■ Short task
How many of the lines here include "таланта"? Answer with a single number.

Dataset items

#####

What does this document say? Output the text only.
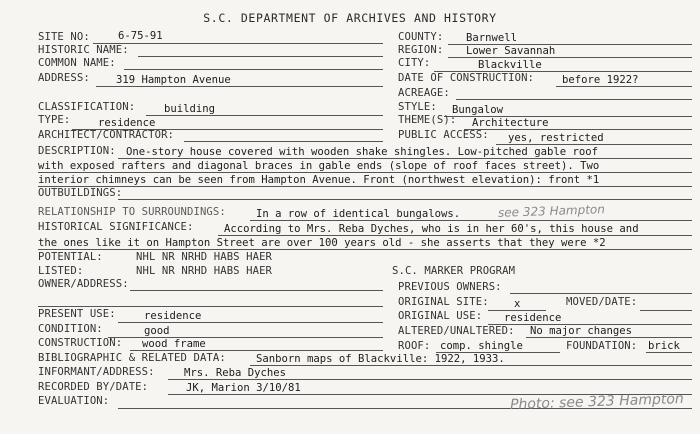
S.C. DEPARTMENT OF ARCHIVES AND HISTORY
SITE NO:	6-75-91	COUNTY: Barnwell
HISTORIC NAME:	REGION: Lower Savannah
COMMON NAME:	CITY:	Blackville
ADDRESS: 319 Hampton Avenue	DATE OF CONSTRUCTION:	before 1922?
ACREAGE:
CLASSIFICATION:	building	STYLE: Bungalow
TYPE:	residence	THEME(S): Architecture
ARCHITECT/CONTRACTOR:	PUBLIC ACCESS: yes, restricted
DESCRIPTION: One-story house covered with wooden shake shingles. Low-pitched gable roof
with exposed rafters and diagonal braces in gable ends (slope of roof faces street). Two
interior chimneys can be seen from Hampton Avenue. Front (northwest elevation): front *1
OUTBUILDINGS:
RELATIONSHIP TO SURROUNDINGS:	In a row of identical bungalows.	see 323 Hampton
HISTORICAL SIGNIFICANCE:	According to Mrs. Reba Dyches, who is in her 60's, this house and
the ones like it on Hampton Street are over 100 years old - she asserts that they were *2
POTENTIAL:	NHL NR NRHD HABS HAER
LISTED:	NHL NR NRHD HABS HAER	S.C. MARKER PROGRAM
OWNER/ADDRESS:	PREVIOUS OWNERS:
ORIGINAL SITE: x	MOVED/DATE:
PRESENT USE:	residence	ORIGINAL USE: residence
CONDITION:	good	ALTERED/UNALTERED: No major changes
CONSTRUCTION: wood frame	ROOF: comp. shingle	FOUNDATION: brick
BIBLIOGRAPHIC & RELATED DATA:	Sanborn maps of Blackville: 1922, 1933.
INFORMANT/ADDRESS:	Mrs. Reba Dyches
RECORDED BY/DATE:	JK, Marion 3/10/81
EVALUATION:	Photo: see 323 Hampton
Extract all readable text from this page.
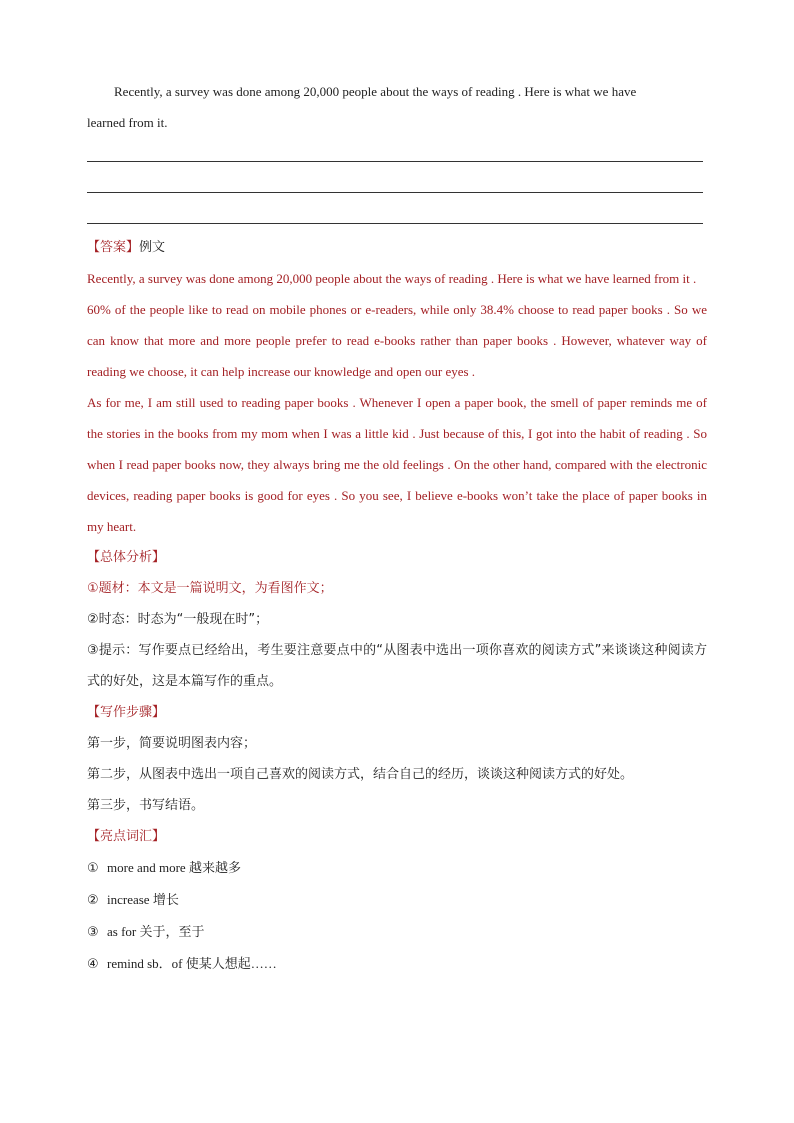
Recently, a survey was done among 20,000 people about the ways of reading . Here is what we have
learned from it.

【答案】例文

Recently, a survey was done among 20,000 people about the ways of reading . Here is what we have learned from it .

60% of the people like to read on mobile phones or e-readers, while only 38.4% choose to read paper books . So we can know that more and more people prefer to read e-books rather than paper books . However, whatever way of reading we choose, it can help increase our knowledge and open our eyes .

As for me, I am still used to reading paper books . Whenever I open a paper book, the smell of paper reminds me of the stories in the books from my mom when I was a little kid . Just because of this, I got into the habit of reading . So when I read paper books now, they always bring me the old feelings . On the other hand, compared with the electronic devices, reading paper books is good for eyes . So you see, I believe e-books won’t take the place of paper books in my heart.

【总体分析】

①题材：本文是一篇说明文，为看图作文；

②时态：时态为“一般现在时”；

③提示：写作要点已经给出，考生要注意要点中的“从图表中选出一项你喜欢的阅读方式”来谈谈这种阅读方式的好处，这是本篇写作的重点。

【写作步骤】

第一步，简要说明图表内容；

第二步，从图表中选出一项自己喜欢的阅读方式，结合自己的经历，谈谈这种阅读方式的好处。

第三步，书写结语。

【亮点词汇】

① more and more 越来越多

② increase 增长

③ as for 关于，至于

④ remind sb．of 使某人想起……
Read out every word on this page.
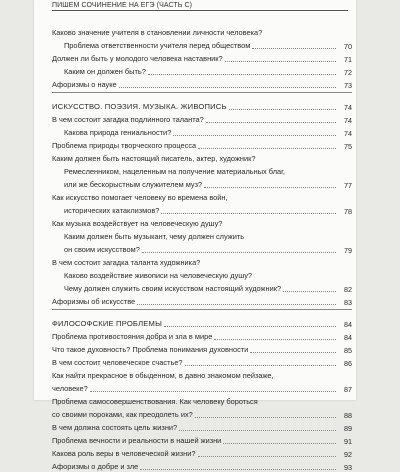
ПИШЕМ СОЧИНЕНИЕ НА ЕГЭ (ЧАСТЬ С)
Каково значение учителя в становлении личности человека?
Проблема ответственности учителя перед обществом	70
Должен ли быть у молодого человека наставник?	71
Каким он должен быть?	72
Афоризмы о науке	73
ИСКУССТВО. ПОЭЗИЯ. МУЗЫКА. ЖИВОПИСЬ	74
В чем состоит загадка подлинного таланта?	74
Какова природа гениальности?	74
Проблема природы творческого процесса	75
Каким должен быть настоящий писатель, актер, художник?
Ремесленником, нацеленным на получение материальных благ,
или же бескорыстным служителем муз?	77
Как искусство помогает человеку во времена войн,
исторических катаклизмов?	78
Как музыка воздействует на человеческую душу?
Каким должен быть музыкант, чему должен служить
он своим искусством?	79
В чем состоит загадка таланта художника?
Каково воздействие живописи на человеческую душу?
Чему должен служить своим искусством настоящий художник?	82
Афоризмы об искусстве	83
ФИЛОСОФСКИЕ ПРОБЛЕМЫ	84
Проблема противостояния добра и зла в мире	84
Что такое духовность? Проблема понимания духовности	85
В чем состоит человеческое счастье?	86
Как найти прекрасное в обыденном, в давно знакомом пейзаже,
человеке?	87
Проблема самосовершенствования. Как человеку бороться
со своими пороками, как преодолеть их?	88
В чем должна состоять цель жизни?	89
Проблема вечности и реальности в нашей жизни	91
Какова роль веры в человеческой жизни?	92
Афоризмы о добре и зле	93
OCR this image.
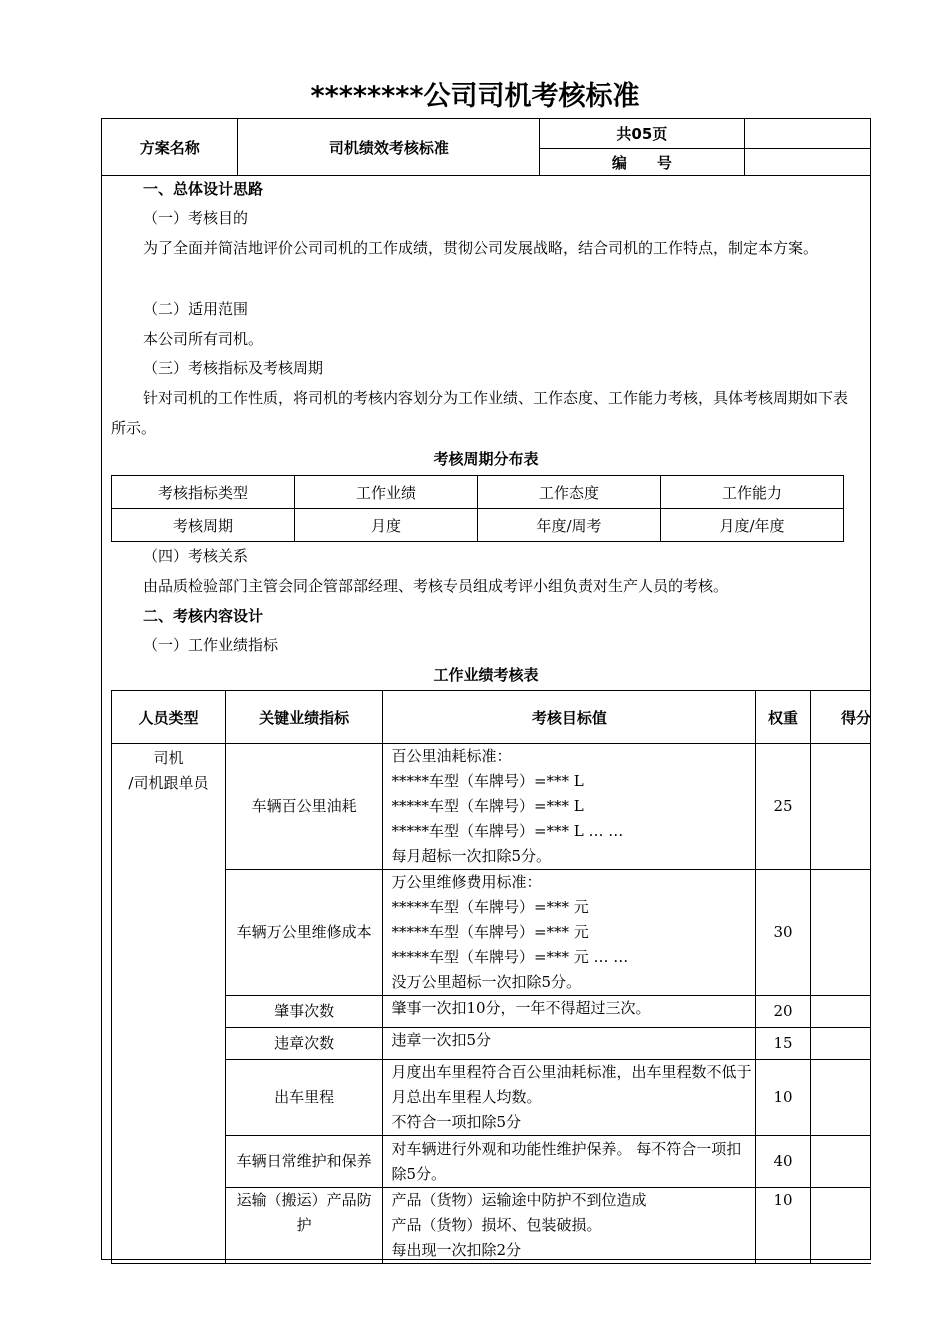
********公司司机考核标准
方案名称	司机绩效考核标准	共05页	
		编　　号	
一、总体设计思路
（一）考核目的
为了全面并简洁地评价公司司机的工作成绩，贯彻公司发展战略，结合司机的工作特点，制定本方案。
（二）适用范围
本公司所有司机。
（三）考核指标及考核周期
针对司机的工作性质，将司机的考核内容划分为工作业绩、工作态度、工作能力考核，具体考核周期如下表所示。
考核周期分布表
考核指标类型	工作业绩	工作态度	工作能力
考核周期	月度	年度/周考	月度/年度
（四）考核关系
由品质检验部门主管会同企管部部经理、考核专员组成考评小组负责对生产人员的考核。
二、考核内容设计
（一）工作业绩指标
工作业绩考核表
人员类型	关键业绩指标	考核目标值	权重	得分
司机
/司机跟单员	车辆百公里油耗	百公里油耗标准：
*****车型（车牌号）=*** L
*****车型（车牌号）=*** L
*****车型（车牌号）=*** L … …
每月超标一次扣除5分。	25	
	车辆万公里维修成本	万公里维修费用标准：
*****车型（车牌号）=*** 元
*****车型（车牌号）=*** 元
*****车型（车牌号）=*** 元 … …
没万公里超标一次扣除5分。	30	
	肇事次数	肇事一次扣10分，一年不得超过三次。	20	
	违章次数	违章一次扣5分	15	
	出车里程	月度出车里程符合百公里油耗标准，出车里程数不低于月总出车里程人均数。
不符合一项扣除5分	10	
	车辆日常维护和保养	对车辆进行外观和功能性维护保养。 每不符合一项扣除5分。	40	
	运输（搬运）产品防护	产品（货物）运输途中防护不到位造成
产品（货物）损坏、包装破损。
每出现一次扣除2分	10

#####

■ The result
2